* _TASK DETAILS_:
Select the lines below containing the word "this".

* _DATA PROVIDED_:
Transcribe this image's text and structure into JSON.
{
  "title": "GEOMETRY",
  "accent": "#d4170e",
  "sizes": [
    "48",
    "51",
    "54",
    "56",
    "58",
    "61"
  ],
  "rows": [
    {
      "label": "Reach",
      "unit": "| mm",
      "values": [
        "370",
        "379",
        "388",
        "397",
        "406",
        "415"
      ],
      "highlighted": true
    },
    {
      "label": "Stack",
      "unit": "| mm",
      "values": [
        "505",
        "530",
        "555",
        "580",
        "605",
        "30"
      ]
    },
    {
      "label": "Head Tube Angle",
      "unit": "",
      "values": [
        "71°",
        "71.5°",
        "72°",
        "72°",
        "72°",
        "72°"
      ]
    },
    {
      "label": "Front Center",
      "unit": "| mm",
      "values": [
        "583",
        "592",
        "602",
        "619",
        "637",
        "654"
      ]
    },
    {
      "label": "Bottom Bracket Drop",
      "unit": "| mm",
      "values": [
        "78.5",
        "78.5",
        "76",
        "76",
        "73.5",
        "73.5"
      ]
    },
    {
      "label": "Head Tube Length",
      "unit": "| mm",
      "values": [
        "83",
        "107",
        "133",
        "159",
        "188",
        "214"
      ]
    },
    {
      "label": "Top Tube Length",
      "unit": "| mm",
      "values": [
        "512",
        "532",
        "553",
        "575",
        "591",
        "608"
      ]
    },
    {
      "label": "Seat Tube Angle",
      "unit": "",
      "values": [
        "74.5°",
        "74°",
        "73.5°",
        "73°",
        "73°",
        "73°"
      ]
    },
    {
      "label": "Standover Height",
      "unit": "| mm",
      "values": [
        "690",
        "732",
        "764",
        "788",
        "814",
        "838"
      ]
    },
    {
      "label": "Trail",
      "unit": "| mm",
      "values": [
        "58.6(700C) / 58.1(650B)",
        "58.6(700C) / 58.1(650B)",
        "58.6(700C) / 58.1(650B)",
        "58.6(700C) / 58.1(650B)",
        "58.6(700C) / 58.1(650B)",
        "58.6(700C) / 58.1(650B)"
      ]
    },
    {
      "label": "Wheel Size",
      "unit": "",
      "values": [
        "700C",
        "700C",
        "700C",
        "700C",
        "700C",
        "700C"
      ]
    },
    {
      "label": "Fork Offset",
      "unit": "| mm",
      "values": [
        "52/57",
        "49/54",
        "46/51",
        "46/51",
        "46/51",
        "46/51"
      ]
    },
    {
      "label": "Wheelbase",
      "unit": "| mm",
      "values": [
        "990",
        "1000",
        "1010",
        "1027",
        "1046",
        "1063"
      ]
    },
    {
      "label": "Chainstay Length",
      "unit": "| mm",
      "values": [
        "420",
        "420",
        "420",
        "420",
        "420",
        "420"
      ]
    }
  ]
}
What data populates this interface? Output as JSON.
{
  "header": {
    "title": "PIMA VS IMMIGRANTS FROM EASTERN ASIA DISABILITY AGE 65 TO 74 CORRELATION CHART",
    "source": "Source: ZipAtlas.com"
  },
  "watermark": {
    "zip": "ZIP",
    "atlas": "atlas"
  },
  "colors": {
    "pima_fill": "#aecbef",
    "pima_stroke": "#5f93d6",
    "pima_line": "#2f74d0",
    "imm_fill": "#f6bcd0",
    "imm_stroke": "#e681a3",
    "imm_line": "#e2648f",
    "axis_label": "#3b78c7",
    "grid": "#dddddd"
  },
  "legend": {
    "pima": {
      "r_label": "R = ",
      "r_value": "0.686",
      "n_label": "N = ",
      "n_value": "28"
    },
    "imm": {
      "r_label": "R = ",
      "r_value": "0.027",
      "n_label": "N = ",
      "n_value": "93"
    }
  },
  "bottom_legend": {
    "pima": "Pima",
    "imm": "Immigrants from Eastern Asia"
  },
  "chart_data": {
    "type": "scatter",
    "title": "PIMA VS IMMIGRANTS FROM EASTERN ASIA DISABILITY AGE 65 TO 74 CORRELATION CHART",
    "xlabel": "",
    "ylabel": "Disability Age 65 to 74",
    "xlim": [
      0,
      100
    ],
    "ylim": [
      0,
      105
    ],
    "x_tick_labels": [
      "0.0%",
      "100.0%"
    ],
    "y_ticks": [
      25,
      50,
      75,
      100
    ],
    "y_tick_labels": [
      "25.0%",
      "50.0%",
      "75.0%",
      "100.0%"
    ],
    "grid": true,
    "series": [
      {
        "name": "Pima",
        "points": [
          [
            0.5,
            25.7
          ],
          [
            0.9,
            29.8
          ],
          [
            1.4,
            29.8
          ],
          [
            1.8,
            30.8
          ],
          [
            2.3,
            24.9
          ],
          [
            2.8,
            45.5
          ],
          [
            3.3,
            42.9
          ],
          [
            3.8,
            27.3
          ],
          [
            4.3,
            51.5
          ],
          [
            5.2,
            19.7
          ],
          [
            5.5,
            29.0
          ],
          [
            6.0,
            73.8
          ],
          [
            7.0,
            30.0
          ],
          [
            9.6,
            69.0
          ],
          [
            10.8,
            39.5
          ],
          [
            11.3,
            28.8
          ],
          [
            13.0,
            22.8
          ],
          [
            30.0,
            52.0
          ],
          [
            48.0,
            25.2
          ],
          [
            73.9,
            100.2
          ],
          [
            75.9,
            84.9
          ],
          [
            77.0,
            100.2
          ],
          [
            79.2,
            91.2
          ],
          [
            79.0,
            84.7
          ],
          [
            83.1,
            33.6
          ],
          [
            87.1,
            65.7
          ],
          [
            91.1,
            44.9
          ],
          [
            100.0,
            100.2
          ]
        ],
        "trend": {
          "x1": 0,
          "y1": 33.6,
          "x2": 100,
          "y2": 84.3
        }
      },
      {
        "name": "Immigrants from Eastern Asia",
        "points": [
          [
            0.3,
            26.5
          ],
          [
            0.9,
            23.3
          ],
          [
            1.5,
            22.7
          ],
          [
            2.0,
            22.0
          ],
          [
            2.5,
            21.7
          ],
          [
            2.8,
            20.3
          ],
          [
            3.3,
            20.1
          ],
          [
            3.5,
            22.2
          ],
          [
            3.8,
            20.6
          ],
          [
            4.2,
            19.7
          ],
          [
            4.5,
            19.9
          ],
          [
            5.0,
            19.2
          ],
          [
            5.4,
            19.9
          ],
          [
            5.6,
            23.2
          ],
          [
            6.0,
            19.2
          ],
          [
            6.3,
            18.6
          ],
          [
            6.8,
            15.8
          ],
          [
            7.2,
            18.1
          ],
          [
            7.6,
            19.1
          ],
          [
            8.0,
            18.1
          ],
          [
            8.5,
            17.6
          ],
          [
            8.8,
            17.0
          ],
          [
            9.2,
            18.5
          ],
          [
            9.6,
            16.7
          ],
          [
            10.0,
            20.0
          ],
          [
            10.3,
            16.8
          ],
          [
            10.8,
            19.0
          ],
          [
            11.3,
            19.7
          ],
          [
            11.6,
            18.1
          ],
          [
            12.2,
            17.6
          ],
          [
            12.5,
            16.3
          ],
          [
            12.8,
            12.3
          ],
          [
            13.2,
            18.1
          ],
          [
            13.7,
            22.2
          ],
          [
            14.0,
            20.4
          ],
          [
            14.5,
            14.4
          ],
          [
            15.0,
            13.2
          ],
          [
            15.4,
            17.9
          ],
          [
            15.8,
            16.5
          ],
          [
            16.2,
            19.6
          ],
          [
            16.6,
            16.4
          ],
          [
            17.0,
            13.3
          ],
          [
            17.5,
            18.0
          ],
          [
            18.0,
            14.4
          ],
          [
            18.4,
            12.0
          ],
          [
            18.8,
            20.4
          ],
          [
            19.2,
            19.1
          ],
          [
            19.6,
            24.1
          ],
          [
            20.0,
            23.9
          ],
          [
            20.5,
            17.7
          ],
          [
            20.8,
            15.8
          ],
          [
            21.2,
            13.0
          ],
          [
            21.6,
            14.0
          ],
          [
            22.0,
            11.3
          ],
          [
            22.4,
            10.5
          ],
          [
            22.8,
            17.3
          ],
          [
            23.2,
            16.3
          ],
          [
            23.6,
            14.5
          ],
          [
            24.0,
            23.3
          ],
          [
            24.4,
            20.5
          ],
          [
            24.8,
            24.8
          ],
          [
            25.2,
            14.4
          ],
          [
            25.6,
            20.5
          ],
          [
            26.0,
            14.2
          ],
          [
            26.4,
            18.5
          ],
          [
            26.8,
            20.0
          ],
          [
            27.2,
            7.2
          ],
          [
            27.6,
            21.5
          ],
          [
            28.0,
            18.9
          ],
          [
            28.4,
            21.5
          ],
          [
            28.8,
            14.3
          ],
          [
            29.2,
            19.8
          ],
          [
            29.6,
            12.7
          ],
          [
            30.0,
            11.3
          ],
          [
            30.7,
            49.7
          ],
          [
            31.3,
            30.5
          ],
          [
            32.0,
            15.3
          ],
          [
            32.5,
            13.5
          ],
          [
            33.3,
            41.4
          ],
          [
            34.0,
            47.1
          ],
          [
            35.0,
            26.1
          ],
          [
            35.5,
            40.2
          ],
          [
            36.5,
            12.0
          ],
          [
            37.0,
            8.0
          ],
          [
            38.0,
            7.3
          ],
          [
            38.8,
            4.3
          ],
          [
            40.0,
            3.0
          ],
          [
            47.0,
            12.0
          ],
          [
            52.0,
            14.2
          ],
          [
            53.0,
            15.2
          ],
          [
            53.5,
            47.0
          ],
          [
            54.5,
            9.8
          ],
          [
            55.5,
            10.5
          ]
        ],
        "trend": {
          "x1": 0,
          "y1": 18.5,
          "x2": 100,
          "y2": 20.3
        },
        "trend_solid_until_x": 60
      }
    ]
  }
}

==

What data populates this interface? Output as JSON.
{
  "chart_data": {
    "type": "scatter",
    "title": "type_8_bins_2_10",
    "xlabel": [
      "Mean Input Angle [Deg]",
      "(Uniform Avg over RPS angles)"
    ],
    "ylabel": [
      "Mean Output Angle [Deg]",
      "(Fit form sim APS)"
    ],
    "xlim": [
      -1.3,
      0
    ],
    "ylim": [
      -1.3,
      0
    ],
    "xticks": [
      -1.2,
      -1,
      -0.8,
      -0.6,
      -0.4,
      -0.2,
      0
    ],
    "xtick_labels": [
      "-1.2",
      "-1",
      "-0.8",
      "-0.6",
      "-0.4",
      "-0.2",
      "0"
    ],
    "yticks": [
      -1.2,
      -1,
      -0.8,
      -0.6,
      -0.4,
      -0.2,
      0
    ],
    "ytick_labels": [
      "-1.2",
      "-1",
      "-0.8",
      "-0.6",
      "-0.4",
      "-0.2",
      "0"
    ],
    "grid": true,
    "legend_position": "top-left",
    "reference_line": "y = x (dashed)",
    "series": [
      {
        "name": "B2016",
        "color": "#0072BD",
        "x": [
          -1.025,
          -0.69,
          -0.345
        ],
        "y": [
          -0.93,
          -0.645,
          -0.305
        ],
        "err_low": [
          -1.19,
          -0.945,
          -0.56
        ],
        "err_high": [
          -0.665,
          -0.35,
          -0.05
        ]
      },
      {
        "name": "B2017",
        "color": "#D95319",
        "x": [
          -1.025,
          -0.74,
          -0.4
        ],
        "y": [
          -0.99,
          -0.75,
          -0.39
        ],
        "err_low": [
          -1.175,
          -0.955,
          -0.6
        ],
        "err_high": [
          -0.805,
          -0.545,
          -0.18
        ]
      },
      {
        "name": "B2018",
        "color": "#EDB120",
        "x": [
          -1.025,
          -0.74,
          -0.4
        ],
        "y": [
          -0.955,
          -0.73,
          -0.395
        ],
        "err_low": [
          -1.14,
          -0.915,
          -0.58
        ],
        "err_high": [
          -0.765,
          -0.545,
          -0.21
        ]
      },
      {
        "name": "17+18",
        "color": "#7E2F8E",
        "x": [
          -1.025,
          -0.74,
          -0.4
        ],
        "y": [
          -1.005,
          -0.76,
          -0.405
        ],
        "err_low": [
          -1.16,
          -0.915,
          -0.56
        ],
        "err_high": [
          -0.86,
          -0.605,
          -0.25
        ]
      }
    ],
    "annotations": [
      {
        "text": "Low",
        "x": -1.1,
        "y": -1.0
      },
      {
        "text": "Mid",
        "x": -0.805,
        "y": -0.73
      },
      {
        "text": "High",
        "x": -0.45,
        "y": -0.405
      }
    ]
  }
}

==

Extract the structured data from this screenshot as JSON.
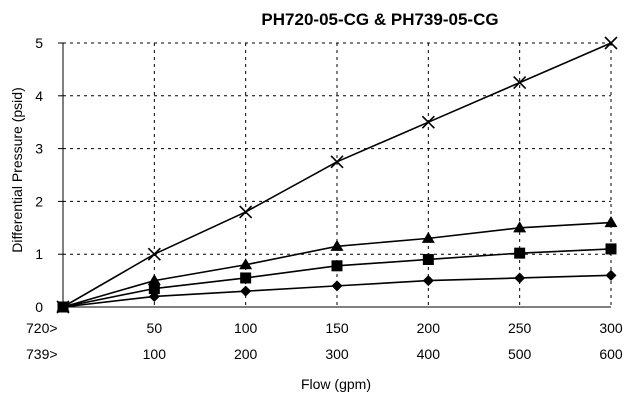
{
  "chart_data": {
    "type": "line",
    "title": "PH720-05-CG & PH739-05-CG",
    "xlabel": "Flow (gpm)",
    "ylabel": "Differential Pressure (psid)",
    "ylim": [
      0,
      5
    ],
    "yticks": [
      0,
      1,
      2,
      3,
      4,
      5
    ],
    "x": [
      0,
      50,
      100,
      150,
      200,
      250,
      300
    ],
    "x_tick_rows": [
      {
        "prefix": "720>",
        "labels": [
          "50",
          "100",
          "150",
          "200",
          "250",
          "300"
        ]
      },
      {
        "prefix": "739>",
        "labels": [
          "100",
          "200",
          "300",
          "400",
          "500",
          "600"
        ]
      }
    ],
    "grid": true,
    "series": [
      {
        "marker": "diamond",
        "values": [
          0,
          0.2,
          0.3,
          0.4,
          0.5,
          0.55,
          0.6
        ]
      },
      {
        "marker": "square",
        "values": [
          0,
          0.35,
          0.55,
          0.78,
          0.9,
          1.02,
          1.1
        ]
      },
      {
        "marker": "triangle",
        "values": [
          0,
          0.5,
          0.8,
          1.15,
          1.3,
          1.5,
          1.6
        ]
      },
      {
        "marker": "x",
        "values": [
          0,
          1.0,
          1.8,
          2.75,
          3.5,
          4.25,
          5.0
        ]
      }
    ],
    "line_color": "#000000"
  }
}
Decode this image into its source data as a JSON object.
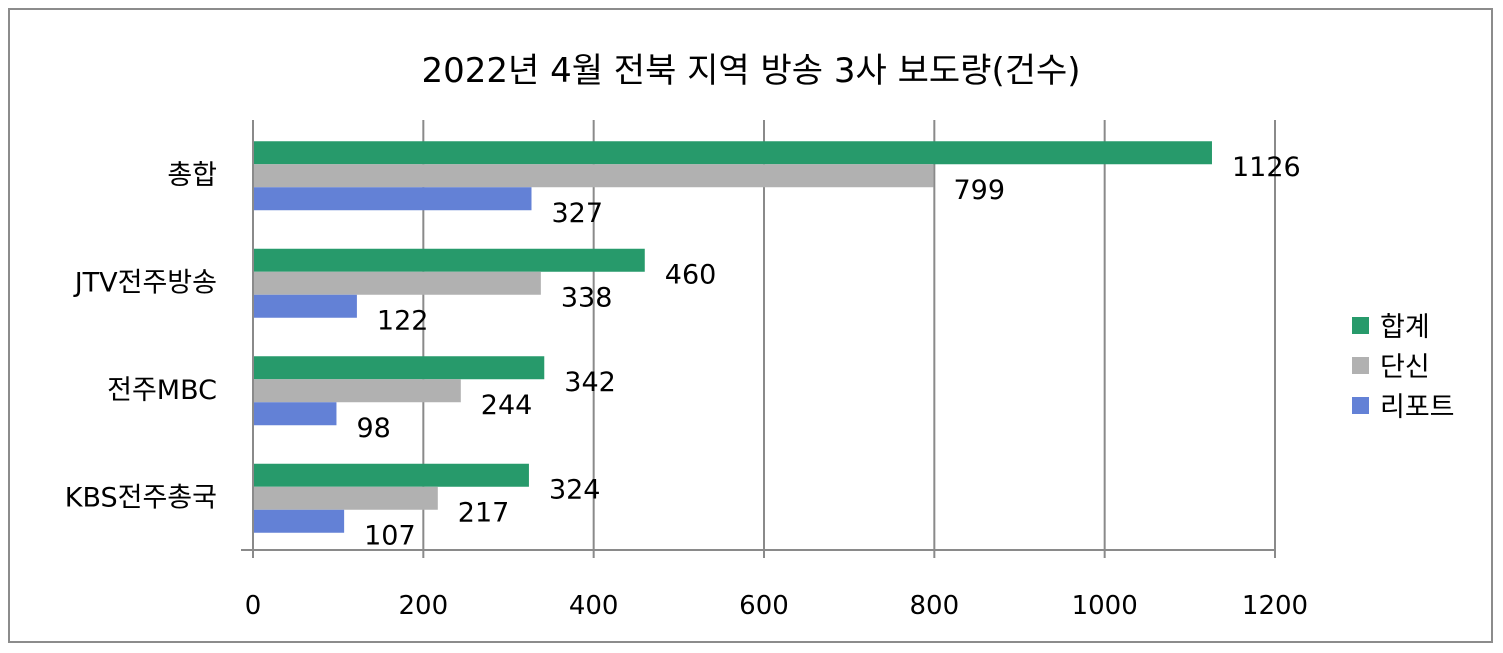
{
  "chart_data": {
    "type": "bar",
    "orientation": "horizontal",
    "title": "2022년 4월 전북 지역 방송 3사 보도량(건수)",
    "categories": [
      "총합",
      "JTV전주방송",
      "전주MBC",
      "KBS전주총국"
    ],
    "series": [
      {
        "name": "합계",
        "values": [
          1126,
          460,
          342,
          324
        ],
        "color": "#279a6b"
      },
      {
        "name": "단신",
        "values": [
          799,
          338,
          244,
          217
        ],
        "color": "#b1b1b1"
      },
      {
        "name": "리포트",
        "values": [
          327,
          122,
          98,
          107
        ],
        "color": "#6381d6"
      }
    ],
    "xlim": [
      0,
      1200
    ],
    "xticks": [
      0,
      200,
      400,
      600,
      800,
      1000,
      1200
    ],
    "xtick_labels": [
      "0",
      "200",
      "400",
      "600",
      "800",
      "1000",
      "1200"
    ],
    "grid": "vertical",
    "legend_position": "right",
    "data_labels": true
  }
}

* _EXERCISE RESULT_:
Transcribe this image's text and structure into JSON.
What data populates this interface? Output as JSON.
What data populates this interface? Output as JSON.
Extract the structured data from this screenshot as JSON.
Decode this image into its source data as a JSON object.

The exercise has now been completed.